Quote the data below in full, minus the images.

--- BEGIN Given records ---

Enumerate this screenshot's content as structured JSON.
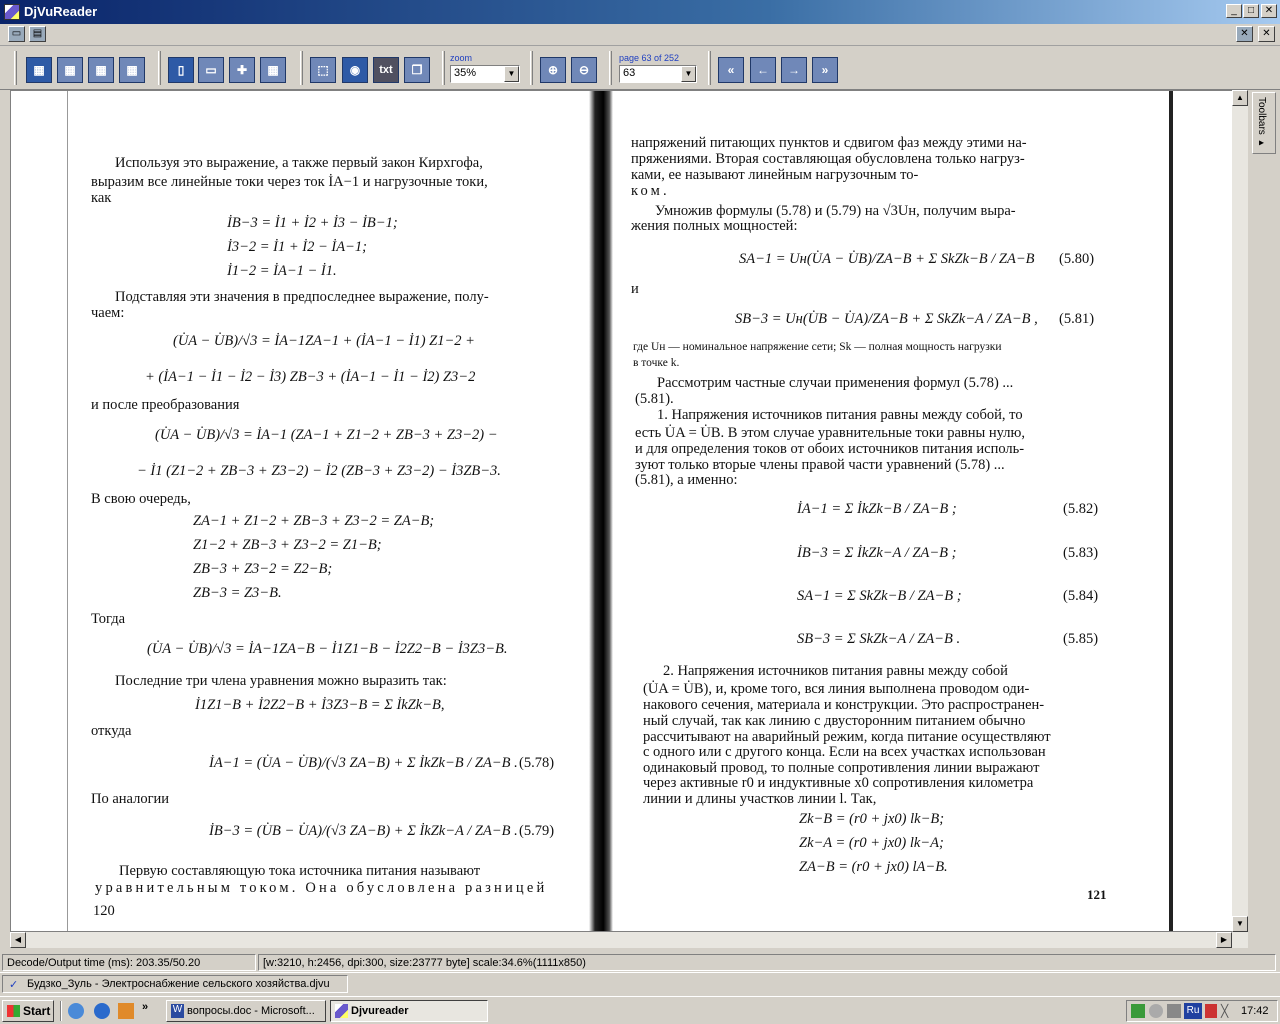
{
  "window": {
    "title": "DjVuReader",
    "min": "_",
    "max": "□",
    "close": "✕"
  },
  "toolbar": {
    "zoom_label": "zoom",
    "zoom_value": "35%",
    "page_label": "page 63 of 252",
    "page_value": "63",
    "txt_label": "txt"
  },
  "sidebar": {
    "tab_label": "Toolbars ▸"
  },
  "status": {
    "timing": "Decode/Output time (ms): 203.35/50.20",
    "info": "[w:3210, h:2456, dpi:300, size:23777 byte] scale:34.6%(1111x850)"
  },
  "document": {
    "file_name": "Будзко_Зуль - Электроснабжение сельского хозяйства.djvu"
  },
  "left_page": {
    "lines": [
      "Используя это выражение, а также первый закон Кирхгофа,",
      "выразим все линейные токи через ток İA−1 и нагрузочные токи,",
      "как",
      "Подставляя эти значения в предпоследнее выражение, полу-",
      "чаем:",
      "и после преобразования",
      "В свою очередь,",
      "Тогда",
      "Последние три члена уравнения можно выразить так:",
      "откуда",
      "По аналогии",
      "Первую составляющую тока источника питания называют",
      "уравнительным током. Она обусловлена разницей"
    ],
    "formulas": [
      "İB−3 = İ1 + İ2 + İ3 − İB−1;",
      "İ3−2 = İ1 + İ2 − İA−1;",
      "İ1−2 = İA−1 − İ1.",
      "(U̇A − U̇B)/√3 = İA−1ZA−1 + (İA−1 − İ1) Z1−2 +",
      "+ (İA−1 − İ1 − İ2 − İ3) ZB−3 + (İA−1 − İ1 − İ2) Z3−2",
      "(U̇A − U̇B)/√3 = İA−1 (ZA−1 + Z1−2 + ZB−3 + Z3−2) −",
      "− İ1 (Z1−2 + ZB−3 + Z3−2) − İ2 (ZB−3 + Z3−2) − İ3ZB−3.",
      "ZA−1 + Z1−2 + ZB−3 + Z3−2 = ZA−B;",
      "Z1−2 + ZB−3 + Z3−2 = Z1−B;",
      "ZB−3 + Z3−2 = Z2−B;",
      "ZB−3 = Z3−B.",
      "(U̇A − U̇B)/√3 = İA−1ZA−B − İ1Z1−B − İ2Z2−B − İ3Z3−B.",
      "İ1Z1−B + İ2Z2−B + İ3Z3−B = Σ İkZk−B,",
      "İA−1 = (U̇A − U̇B)/(√3 ZA−B) + Σ İkZk−B / ZA−B .",
      "İB−3 = (U̇B − U̇A)/(√3 ZA−B) + Σ İkZk−A / ZA−B ."
    ],
    "eq_numbers": [
      "(5.78)",
      "(5.79)"
    ],
    "page_number": "120"
  },
  "right_page": {
    "lines": [
      "напряжений питающих пунктов и сдвигом фаз между этими на-",
      "пряжениями. Вторая составляющая обусловлена только нагруз-",
      "ками, ее называют линейным нагрузочным то-",
      "ком.",
      "Умножив формулы (5.78) и (5.79) на √3Uн, получим выра-",
      "жения полных мощностей:",
      "и",
      "где Uн — номинальное напряжение сети; Sk — полная мощность нагрузки",
      "в точке k.",
      "Рассмотрим частные случаи применения формул (5.78) ...",
      "(5.81).",
      "1. Напряжения источников питания равны между собой, то",
      "есть U̇A = U̇B. В этом случае уравнительные токи равны нулю,",
      "и для определения токов от обоих источников питания исполь-",
      "зуют только вторые члены правой части уравнений (5.78) ...",
      "(5.81), а именно:",
      "2. Напряжения источников питания равны между собой",
      "(U̇A = U̇B), и, кроме того, вся линия выполнена проводом оди-",
      "накового сечения, материала и конструкции. Это распространен-",
      "ный случай, так как линию с двусторонним питанием обычно",
      "рассчитывают на аварийный режим, когда питание осуществляют",
      "с одного или с другого конца. Если на всех участках использован",
      "одинаковый провод, то полные сопротивления линии выражают",
      "через активные r0 и индуктивные x0 сопротивления километра",
      "линии и длины участков линии l. Так,"
    ],
    "formulas": [
      "SA−1 = Uн(U̇A − U̇B)/ZA−B + Σ SkZk−B / ZA−B",
      "SB−3 = Uн(U̇B − U̇A)/ZA−B + Σ SkZk−A / ZA−B ,",
      "İA−1 = Σ İkZk−B / ZA−B ;",
      "İB−3 = Σ İkZk−A / ZA−B ;",
      "SA−1 = Σ SkZk−B / ZA−B ;",
      "SB−3 = Σ SkZk−A / ZA−B .",
      "Zk−B = (r0 + jx0) lk−B;",
      "Zk−A = (r0 + jx0) lk−A;",
      "ZA−B = (r0 + jx0) lA−B."
    ],
    "eq_numbers": [
      "(5.80)",
      "(5.81)",
      "(5.82)",
      "(5.83)",
      "(5.84)",
      "(5.85)"
    ],
    "page_number": "121"
  },
  "taskbar": {
    "start_label": "Start",
    "tasks": [
      "вопросы.doc - Microsoft...",
      "Djvureader"
    ],
    "tray_lang": "Ru",
    "clock": "17:42",
    "chevron": "»"
  }
}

--- END Given records ---

▸ Exercise solution:
Enumerate this screenshot's content as structured JSON.
{
  "window": {
    "title": "DjVuReader",
    "min": "_",
    "max": "□",
    "close": "✕"
  },
  "toolbar": {
    "zoom_label": "zoom",
    "zoom_value": "35%",
    "page_label": "page 63 of 252",
    "page_value": "63",
    "txt_label": "txt"
  },
  "sidebar": {
    "tab_label": "Toolbars ▸"
  },
  "status": {
    "timing": "Decode/Output time (ms): 203.35/50.20",
    "info": "[w:3210, h:2456, dpi:300, size:23777 byte] scale:34.6%(1111x850)"
  },
  "document": {
    "file_name": "Будзко_Зуль - Электроснабжение сельского хозяйства.djvu"
  },
  "left_page": {
    "lines": [
      "Используя это выражение, а также первый закон Кирхгофа,",
      "выразим все линейные токи через ток İA−1 и нагрузочные токи,",
      "как",
      "Подставляя эти значения в предпоследнее выражение, полу-",
      "чаем:",
      "и после преобразования",
      "В свою очередь,",
      "Тогда",
      "Последние три члена уравнения можно выразить так:",
      "откуда",
      "По аналогии",
      "Первую составляющую тока источника питания называют",
      "уравнительным током. Она обусловлена разницей"
    ],
    "formulas": [
      "İB−3 = İ1 + İ2 + İ3 − İB−1;",
      "İ3−2 = İ1 + İ2 − İA−1;",
      "İ1−2 = İA−1 − İ1.",
      "(U̇A − U̇B)/√3 = İA−1ZA−1 + (İA−1 − İ1) Z1−2 +",
      "+ (İA−1 − İ1 − İ2 − İ3) ZB−3 + (İA−1 − İ1 − İ2) Z3−2",
      "(U̇A − U̇B)/√3 = İA−1 (ZA−1 + Z1−2 + ZB−3 + Z3−2) −",
      "− İ1 (Z1−2 + ZB−3 + Z3−2) − İ2 (ZB−3 + Z3−2) − İ3ZB−3.",
      "ZA−1 + Z1−2 + ZB−3 + Z3−2 = ZA−B;",
      "Z1−2 + ZB−3 + Z3−2 = Z1−B;",
      "ZB−3 + Z3−2 = Z2−B;",
      "ZB−3 = Z3−B.",
      "(U̇A − U̇B)/√3 = İA−1ZA−B − İ1Z1−B − İ2Z2−B − İ3Z3−B.",
      "İ1Z1−B + İ2Z2−B + İ3Z3−B = Σ İkZk−B,",
      "İA−1 = (U̇A − U̇B)/(√3 ZA−B) + Σ İkZk−B / ZA−B .",
      "İB−3 = (U̇B − U̇A)/(√3 ZA−B) + Σ İkZk−A / ZA−B ."
    ],
    "eq_numbers": [
      "(5.78)",
      "(5.79)"
    ],
    "page_number": "120"
  },
  "right_page": {
    "lines": [
      "напряжений питающих пунктов и сдвигом фаз между этими на-",
      "пряжениями. Вторая составляющая обусловлена только нагруз-",
      "ками, ее называют линейным нагрузочным то-",
      "ком.",
      "Умножив формулы (5.78) и (5.79) на √3Uн, получим выра-",
      "жения полных мощностей:",
      "и",
      "где Uн — номинальное напряжение сети; Sk — полная мощность нагрузки",
      "в точке k.",
      "Рассмотрим частные случаи применения формул (5.78) ...",
      "(5.81).",
      "1. Напряжения источников питания равны между собой, то",
      "есть U̇A = U̇B. В этом случае уравнительные токи равны нулю,",
      "и для определения токов от обоих источников питания исполь-",
      "зуют только вторые члены правой части уравнений (5.78) ...",
      "(5.81), а именно:",
      "2. Напряжения источников питания равны между собой",
      "(U̇A = U̇B), и, кроме того, вся линия выполнена проводом оди-",
      "накового сечения, материала и конструкции. Это распространен-",
      "ный случай, так как линию с двусторонним питанием обычно",
      "рассчитывают на аварийный режим, когда питание осуществляют",
      "с одного или с другого конца. Если на всех участках использован",
      "одинаковый провод, то полные сопротивления линии выражают",
      "через активные r0 и индуктивные x0 сопротивления километра",
      "линии и длины участков линии l. Так,"
    ],
    "formulas": [
      "SA−1 = Uн(U̇A − U̇B)/ZA−B + Σ SkZk−B / ZA−B",
      "SB−3 = Uн(U̇B − U̇A)/ZA−B + Σ SkZk−A / ZA−B ,",
      "İA−1 = Σ İkZk−B / ZA−B ;",
      "İB−3 = Σ İkZk−A / ZA−B ;",
      "SA−1 = Σ SkZk−B / ZA−B ;",
      "SB−3 = Σ SkZk−A / ZA−B .",
      "Zk−B = (r0 + jx0) lk−B;",
      "Zk−A = (r0 + jx0) lk−A;",
      "ZA−B = (r0 + jx0) lA−B."
    ],
    "eq_numbers": [
      "(5.80)",
      "(5.81)",
      "(5.82)",
      "(5.83)",
      "(5.84)",
      "(5.85)"
    ],
    "page_number": "121"
  },
  "taskbar": {
    "start_label": "Start",
    "tasks": [
      "вопросы.doc - Microsoft...",
      "Djvureader"
    ],
    "tray_lang": "Ru",
    "clock": "17:42",
    "chevron": "»"
  }
}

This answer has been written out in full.